Exercise task:
Find out how many lines of the material contain the string "text" and give only that figure.

** start of Excerpted data **

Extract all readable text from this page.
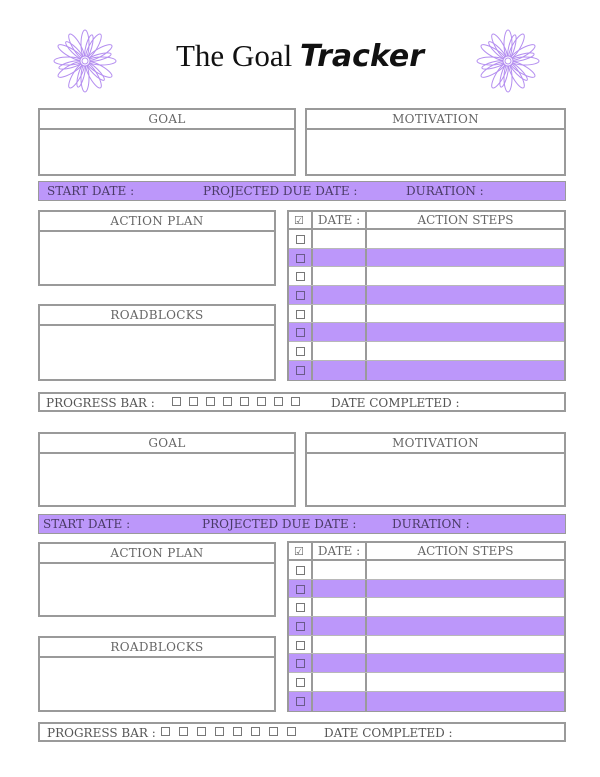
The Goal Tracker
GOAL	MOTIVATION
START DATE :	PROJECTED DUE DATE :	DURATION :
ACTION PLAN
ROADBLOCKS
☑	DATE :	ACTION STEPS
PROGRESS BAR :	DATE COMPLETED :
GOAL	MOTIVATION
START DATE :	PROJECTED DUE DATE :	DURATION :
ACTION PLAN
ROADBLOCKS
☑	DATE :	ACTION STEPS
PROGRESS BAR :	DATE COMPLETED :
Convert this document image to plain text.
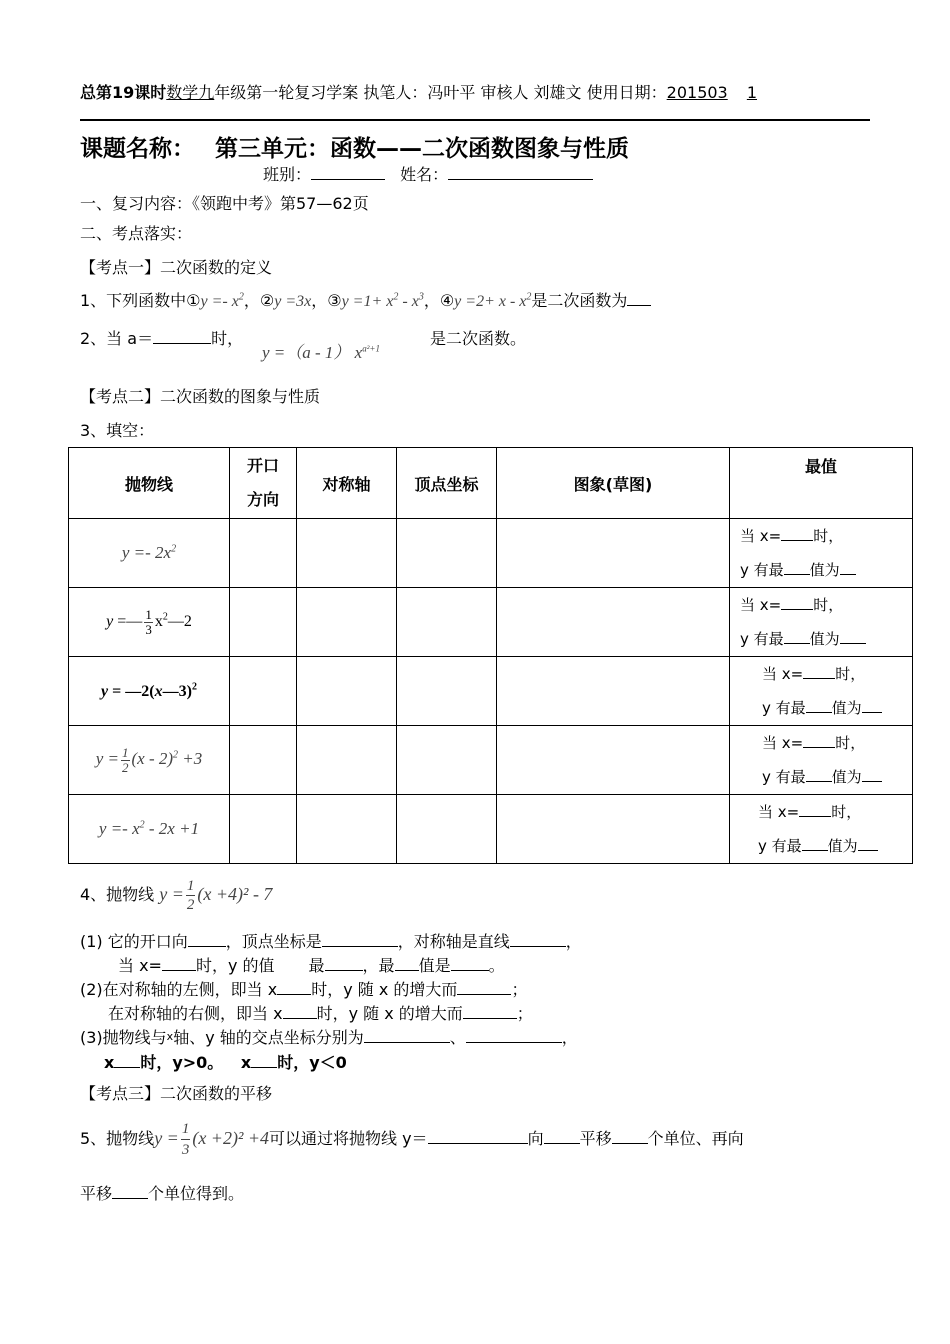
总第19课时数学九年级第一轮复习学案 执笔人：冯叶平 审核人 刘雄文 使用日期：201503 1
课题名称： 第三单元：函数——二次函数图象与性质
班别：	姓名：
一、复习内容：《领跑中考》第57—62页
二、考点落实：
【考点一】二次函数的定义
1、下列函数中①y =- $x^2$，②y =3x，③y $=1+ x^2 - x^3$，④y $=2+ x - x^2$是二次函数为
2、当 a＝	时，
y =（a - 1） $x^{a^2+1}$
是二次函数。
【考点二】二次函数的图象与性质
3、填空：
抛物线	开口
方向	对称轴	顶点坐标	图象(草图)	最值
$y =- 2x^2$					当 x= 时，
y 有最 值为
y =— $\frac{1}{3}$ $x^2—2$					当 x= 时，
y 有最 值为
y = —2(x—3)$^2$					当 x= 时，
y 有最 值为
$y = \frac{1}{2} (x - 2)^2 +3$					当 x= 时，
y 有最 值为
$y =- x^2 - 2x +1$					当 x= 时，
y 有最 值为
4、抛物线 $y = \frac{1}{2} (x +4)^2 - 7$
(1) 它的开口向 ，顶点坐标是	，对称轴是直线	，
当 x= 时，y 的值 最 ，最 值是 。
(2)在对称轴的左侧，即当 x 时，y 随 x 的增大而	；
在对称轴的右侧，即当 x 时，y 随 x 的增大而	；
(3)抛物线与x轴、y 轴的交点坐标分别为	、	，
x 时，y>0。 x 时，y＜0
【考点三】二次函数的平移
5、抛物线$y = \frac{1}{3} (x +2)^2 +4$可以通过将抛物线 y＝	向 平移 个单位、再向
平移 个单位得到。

** end of Excerpted data **
** start of Excerpted data **

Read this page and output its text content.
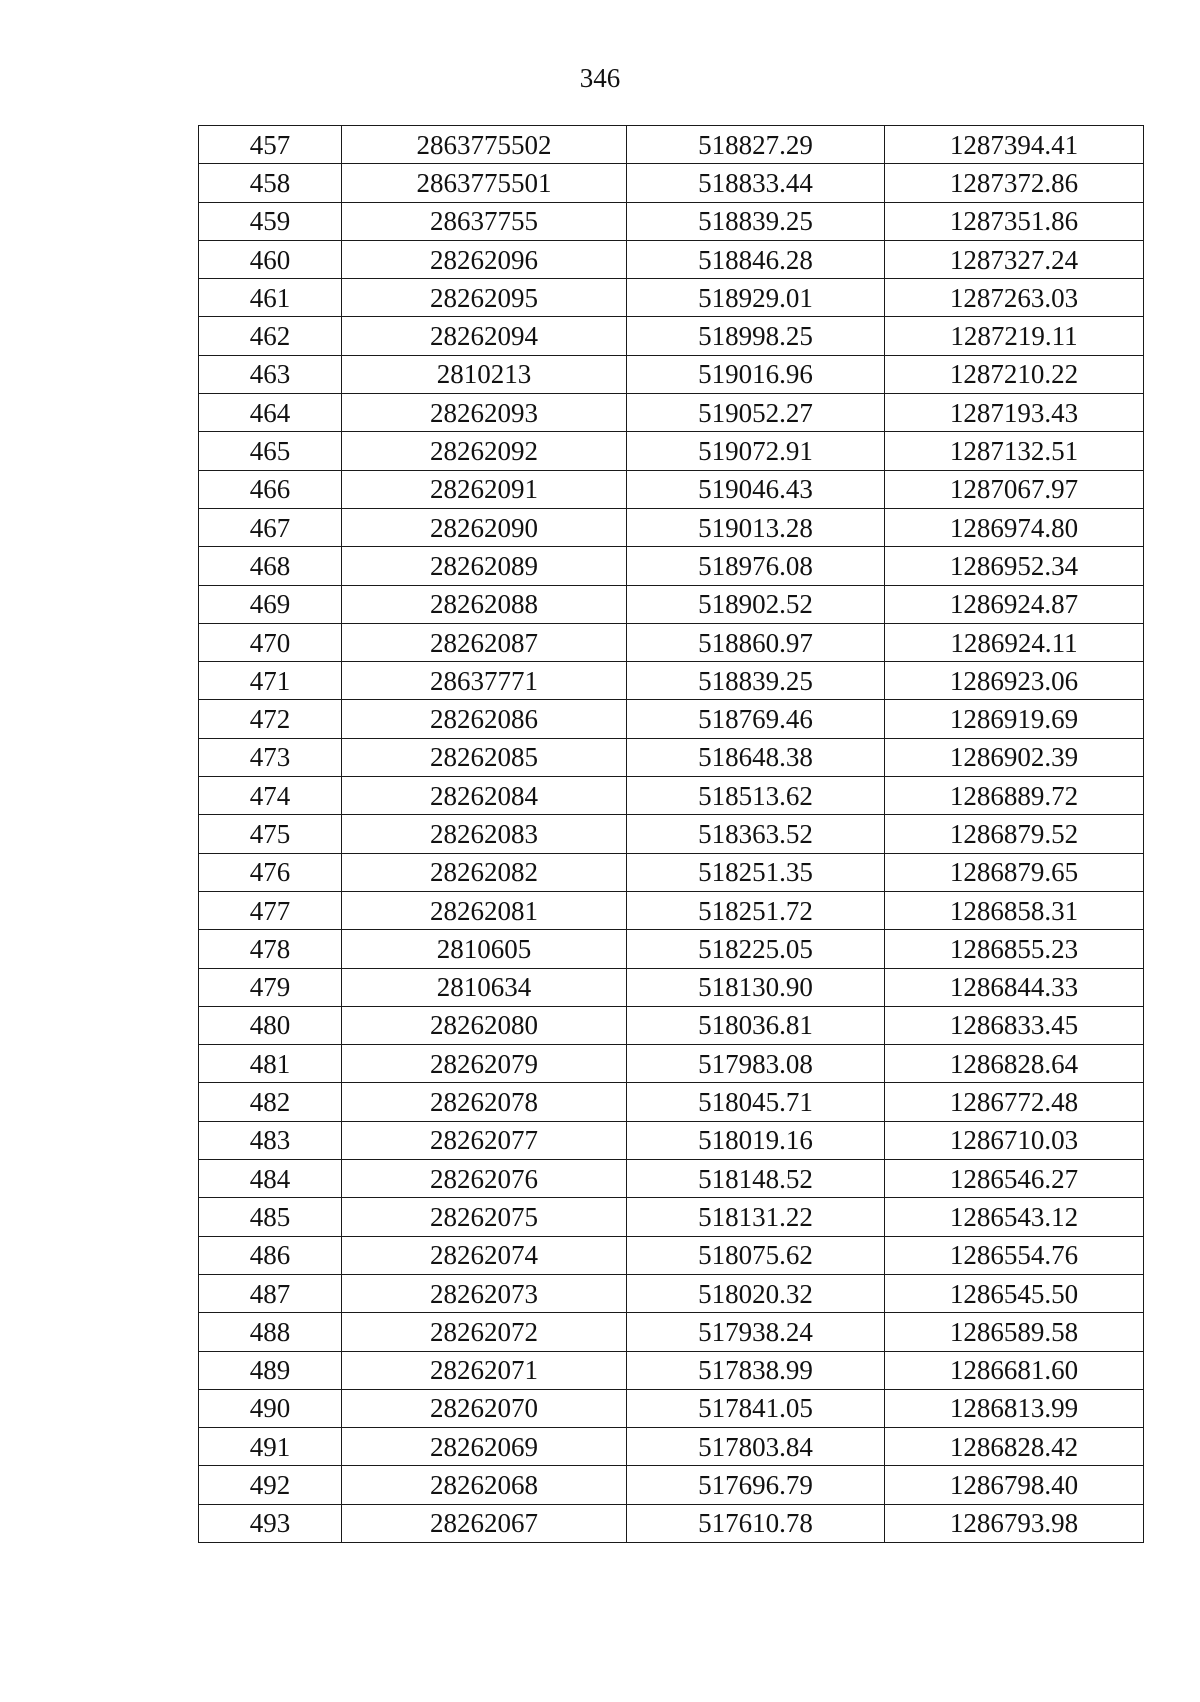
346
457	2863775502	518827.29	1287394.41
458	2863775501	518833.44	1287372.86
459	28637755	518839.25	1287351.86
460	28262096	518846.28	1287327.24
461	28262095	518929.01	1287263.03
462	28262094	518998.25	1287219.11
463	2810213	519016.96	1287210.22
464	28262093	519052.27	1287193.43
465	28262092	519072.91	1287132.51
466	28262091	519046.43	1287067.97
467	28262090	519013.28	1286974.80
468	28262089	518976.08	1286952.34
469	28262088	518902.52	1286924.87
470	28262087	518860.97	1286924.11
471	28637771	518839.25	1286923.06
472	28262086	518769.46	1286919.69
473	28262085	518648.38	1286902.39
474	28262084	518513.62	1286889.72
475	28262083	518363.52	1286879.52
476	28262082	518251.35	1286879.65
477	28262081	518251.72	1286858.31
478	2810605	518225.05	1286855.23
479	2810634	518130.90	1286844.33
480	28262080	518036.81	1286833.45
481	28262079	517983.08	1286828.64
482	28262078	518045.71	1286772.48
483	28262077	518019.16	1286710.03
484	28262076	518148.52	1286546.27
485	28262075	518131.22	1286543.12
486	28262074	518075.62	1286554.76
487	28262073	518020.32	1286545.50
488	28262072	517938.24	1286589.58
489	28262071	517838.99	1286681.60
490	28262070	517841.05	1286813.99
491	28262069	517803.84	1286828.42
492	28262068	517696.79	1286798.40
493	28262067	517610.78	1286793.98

** end of Excerpted data **

Result for this task:
3